- What you have to do
Using the listing below, select the lines with the word "label" and copy them.

==========

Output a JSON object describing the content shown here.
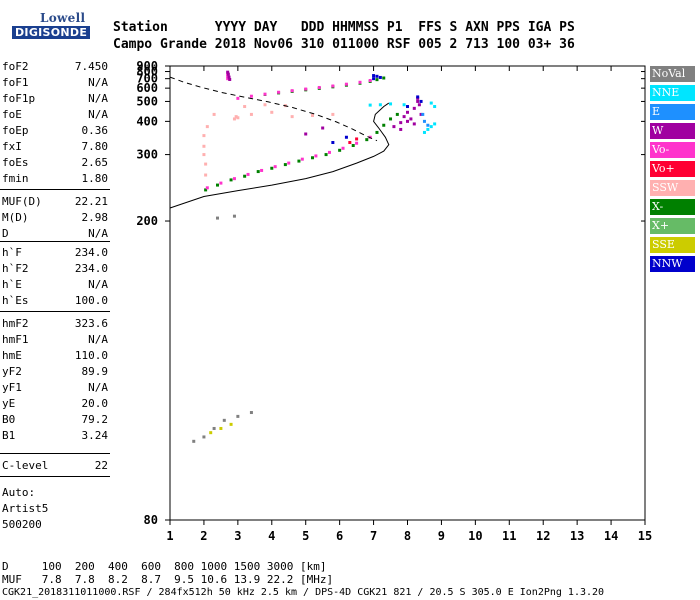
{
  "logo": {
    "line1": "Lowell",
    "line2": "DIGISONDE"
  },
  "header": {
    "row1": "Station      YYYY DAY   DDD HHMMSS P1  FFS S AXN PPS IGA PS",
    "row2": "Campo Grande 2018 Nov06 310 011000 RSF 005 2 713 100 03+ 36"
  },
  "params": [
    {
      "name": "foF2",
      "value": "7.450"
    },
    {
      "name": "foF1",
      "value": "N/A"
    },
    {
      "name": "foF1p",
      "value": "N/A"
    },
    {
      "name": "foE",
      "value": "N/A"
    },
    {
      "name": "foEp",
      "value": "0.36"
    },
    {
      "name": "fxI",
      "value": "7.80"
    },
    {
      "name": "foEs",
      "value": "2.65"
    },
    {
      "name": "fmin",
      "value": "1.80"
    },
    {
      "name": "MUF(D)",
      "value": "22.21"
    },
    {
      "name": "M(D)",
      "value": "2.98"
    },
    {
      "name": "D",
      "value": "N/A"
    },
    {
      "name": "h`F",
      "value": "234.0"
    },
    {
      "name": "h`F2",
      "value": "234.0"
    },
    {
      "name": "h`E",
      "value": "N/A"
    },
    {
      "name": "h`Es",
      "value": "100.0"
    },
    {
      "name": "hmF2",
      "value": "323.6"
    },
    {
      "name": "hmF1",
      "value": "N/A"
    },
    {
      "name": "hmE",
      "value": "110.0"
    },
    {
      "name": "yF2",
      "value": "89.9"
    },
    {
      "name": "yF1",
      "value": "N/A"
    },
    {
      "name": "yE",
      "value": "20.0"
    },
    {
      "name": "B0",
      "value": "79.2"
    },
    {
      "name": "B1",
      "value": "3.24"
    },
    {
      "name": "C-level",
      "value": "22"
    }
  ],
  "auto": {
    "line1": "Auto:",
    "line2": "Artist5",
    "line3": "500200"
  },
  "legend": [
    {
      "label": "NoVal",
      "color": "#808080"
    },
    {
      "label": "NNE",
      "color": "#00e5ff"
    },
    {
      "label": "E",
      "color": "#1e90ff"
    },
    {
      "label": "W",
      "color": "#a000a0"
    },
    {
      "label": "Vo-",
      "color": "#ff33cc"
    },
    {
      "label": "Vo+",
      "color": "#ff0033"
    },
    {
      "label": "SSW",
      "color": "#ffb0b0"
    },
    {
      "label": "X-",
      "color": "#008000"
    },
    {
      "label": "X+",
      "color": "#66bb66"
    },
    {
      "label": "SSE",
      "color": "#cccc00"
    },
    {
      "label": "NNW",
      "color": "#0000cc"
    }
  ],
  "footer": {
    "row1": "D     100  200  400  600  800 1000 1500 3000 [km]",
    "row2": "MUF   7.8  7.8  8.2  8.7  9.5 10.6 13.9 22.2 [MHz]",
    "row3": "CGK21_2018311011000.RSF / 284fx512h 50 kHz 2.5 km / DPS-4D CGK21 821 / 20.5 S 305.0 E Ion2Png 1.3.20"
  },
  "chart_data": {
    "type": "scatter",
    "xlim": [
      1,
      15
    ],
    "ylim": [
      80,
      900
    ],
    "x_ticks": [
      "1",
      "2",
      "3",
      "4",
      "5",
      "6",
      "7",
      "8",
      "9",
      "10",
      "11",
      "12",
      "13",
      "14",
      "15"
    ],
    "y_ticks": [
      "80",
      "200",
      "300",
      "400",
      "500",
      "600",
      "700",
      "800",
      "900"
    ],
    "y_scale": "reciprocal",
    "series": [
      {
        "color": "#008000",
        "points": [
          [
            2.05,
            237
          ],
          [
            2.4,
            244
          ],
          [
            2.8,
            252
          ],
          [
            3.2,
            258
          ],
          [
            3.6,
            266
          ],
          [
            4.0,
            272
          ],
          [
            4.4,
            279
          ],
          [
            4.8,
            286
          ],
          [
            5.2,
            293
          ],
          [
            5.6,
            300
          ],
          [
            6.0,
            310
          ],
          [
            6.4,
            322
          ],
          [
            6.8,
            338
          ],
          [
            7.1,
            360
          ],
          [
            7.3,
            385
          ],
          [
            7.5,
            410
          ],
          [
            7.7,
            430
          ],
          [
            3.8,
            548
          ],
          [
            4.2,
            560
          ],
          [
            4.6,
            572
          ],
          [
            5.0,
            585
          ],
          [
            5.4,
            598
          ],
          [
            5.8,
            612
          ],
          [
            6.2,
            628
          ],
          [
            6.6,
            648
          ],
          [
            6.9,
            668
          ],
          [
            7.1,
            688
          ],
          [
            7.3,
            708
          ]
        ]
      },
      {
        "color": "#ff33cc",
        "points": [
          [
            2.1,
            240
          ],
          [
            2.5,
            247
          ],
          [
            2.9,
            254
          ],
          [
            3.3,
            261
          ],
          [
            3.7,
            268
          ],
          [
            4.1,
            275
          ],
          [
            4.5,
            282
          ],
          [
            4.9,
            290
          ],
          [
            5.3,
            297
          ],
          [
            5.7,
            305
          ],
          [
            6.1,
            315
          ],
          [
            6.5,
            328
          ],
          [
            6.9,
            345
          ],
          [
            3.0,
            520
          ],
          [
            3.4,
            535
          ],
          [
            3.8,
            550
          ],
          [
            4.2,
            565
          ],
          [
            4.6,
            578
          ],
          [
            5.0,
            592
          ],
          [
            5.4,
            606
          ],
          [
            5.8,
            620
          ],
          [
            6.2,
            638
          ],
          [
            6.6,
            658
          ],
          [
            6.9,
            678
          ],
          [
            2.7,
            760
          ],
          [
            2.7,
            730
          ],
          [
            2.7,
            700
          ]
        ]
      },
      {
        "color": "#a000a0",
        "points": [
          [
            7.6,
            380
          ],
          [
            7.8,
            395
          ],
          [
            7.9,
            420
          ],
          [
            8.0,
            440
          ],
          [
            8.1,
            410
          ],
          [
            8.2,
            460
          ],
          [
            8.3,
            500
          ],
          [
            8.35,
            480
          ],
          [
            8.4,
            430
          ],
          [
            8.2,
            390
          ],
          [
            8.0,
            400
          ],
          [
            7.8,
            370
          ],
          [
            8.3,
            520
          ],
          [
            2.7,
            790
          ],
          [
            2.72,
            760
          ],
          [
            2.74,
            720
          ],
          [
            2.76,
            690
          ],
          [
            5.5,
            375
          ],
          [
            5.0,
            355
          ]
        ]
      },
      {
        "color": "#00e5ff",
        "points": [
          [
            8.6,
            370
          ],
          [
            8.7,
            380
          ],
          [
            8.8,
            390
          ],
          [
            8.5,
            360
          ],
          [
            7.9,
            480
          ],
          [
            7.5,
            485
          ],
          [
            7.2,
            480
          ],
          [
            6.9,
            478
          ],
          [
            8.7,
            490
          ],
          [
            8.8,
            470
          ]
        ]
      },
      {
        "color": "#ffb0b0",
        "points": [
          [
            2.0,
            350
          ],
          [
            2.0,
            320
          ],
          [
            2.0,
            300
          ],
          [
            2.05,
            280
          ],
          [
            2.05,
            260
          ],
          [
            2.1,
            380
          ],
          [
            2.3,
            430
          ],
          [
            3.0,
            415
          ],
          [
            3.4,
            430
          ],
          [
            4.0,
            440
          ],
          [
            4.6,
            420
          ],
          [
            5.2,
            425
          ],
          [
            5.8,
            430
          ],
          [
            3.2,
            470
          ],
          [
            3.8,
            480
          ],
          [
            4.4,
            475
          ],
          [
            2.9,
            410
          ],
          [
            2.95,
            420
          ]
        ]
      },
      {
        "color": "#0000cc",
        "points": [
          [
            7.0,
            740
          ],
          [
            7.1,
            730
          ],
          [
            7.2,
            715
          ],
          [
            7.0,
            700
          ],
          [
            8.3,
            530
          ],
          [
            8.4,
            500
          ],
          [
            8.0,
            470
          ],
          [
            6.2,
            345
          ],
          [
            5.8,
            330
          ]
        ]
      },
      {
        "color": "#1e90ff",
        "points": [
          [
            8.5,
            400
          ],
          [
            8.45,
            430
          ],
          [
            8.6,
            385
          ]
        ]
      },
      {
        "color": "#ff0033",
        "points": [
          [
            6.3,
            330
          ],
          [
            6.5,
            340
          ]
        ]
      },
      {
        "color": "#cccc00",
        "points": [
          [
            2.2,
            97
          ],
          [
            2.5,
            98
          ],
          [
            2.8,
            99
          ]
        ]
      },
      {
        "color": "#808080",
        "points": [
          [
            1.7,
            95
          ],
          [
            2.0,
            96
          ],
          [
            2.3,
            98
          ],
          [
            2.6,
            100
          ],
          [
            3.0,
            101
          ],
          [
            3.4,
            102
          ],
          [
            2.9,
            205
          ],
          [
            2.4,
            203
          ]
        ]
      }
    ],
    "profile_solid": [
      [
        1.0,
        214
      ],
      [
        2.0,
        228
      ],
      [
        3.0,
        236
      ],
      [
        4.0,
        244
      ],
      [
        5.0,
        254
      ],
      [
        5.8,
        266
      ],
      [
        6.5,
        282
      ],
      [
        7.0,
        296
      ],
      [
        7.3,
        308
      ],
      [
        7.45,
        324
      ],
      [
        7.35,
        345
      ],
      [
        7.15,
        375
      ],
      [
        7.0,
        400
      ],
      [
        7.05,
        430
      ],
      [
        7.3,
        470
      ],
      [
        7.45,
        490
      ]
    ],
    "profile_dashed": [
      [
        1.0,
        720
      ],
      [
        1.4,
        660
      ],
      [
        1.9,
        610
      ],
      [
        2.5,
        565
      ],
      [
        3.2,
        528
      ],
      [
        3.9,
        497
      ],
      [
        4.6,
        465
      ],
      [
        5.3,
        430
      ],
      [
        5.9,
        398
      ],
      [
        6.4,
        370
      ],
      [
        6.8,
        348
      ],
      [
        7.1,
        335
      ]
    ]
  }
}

==========

- Solution for this task
      "label": "NoVal",
      "label": "NNE",
      "label": "E",
      "label": "W",
      "label": "Vo-",
      "label": "Vo+",
      "label": "SSW",
      "label": "X-",
      "label": "X+",
      "label": "SSE",
      "label": "NNW",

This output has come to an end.